◆ Required task:
Reproduce each record below exactly as written.

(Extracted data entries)
━━━━━━━━━━━━━━━━━━━━

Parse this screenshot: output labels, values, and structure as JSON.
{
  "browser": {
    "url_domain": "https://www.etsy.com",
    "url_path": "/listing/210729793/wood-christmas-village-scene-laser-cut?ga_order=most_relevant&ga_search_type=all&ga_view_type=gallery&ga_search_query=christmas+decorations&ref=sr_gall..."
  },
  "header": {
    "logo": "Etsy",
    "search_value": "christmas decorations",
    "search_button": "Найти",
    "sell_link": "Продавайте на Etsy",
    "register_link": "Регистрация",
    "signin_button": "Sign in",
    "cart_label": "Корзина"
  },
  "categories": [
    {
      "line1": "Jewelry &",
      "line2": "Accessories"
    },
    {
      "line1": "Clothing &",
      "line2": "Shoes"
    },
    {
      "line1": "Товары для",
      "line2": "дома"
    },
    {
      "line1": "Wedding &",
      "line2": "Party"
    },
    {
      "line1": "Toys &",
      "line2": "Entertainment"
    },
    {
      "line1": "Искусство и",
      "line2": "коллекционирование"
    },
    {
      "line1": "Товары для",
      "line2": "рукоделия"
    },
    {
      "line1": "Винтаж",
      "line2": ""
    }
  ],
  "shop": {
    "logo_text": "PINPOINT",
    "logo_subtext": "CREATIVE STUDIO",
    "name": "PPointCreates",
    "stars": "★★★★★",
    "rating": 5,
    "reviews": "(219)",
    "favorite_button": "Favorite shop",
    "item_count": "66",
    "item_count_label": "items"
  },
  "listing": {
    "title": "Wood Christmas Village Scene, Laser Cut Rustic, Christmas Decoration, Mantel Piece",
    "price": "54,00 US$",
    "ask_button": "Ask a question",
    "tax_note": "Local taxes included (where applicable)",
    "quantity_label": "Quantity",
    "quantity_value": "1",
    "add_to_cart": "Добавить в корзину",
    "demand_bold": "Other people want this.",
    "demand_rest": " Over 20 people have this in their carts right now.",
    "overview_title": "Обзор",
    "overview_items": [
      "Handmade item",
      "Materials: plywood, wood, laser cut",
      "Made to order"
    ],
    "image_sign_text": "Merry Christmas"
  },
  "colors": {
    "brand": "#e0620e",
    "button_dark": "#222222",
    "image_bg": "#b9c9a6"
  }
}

━━━━━━━━━━━━━━━━━━━━

◆ Result below:
Parse this screenshot: output labels, values, and structure as JSON.
{
  "browser": {
    "url_domain": "https://www.etsy.com",
    "url_path": "/listing/210729793/wood-christmas-village-scene-laser-cut?ga_order=most_relevant&ga_search_type=all&ga_view_type=gallery&ga_search_query=christmas+decorations&ref=sr_gall..."
  },
  "header": {
    "logo": "Etsy",
    "search_value": "christmas decorations",
    "search_button": "Найти",
    "sell_link": "Продавайте на Etsy",
    "register_link": "Регистрация",
    "signin_button": "Sign in",
    "cart_label": "Корзина"
  },
  "categories": [
    {
      "line1": "Jewelry &",
      "line2": "Accessories"
    },
    {
      "line1": "Clothing &",
      "line2": "Shoes"
    },
    {
      "line1": "Товары для",
      "line2": "дома"
    },
    {
      "line1": "Wedding &",
      "line2": "Party"
    },
    {
      "line1": "Toys &",
      "line2": "Entertainment"
    },
    {
      "line1": "Искусство и",
      "line2": "коллекционирование"
    },
    {
      "line1": "Товары для",
      "line2": "рукоделия"
    },
    {
      "line1": "Винтаж",
      "line2": ""
    }
  ],
  "shop": {
    "logo_text": "PINPOINT",
    "logo_subtext": "CREATIVE STUDIO",
    "name": "PPointCreates",
    "stars": "★★★★★",
    "rating": 5,
    "reviews": "(219)",
    "favorite_button": "Favorite shop",
    "item_count": "66",
    "item_count_label": "items"
  },
  "listing": {
    "title": "Wood Christmas Village Scene, Laser Cut Rustic, Christmas Decoration, Mantel Piece",
    "price": "54,00 US$",
    "ask_button": "Ask a question",
    "tax_note": "Local taxes included (where applicable)",
    "quantity_label": "Quantity",
    "quantity_value": "1",
    "add_to_cart": "Добавить в корзину",
    "demand_bold": "Other people want this.",
    "demand_rest": " Over 20 people have this in their carts right now.",
    "overview_title": "Обзор",
    "overview_items": [
      "Handmade item",
      "Materials: plywood, wood, laser cut",
      "Made to order"
    ],
    "image_sign_text": "Merry Christmas"
  },
  "colors": {
    "brand": "#e0620e",
    "button_dark": "#222222",
    "image_bg": "#b9c9a6"
  }
}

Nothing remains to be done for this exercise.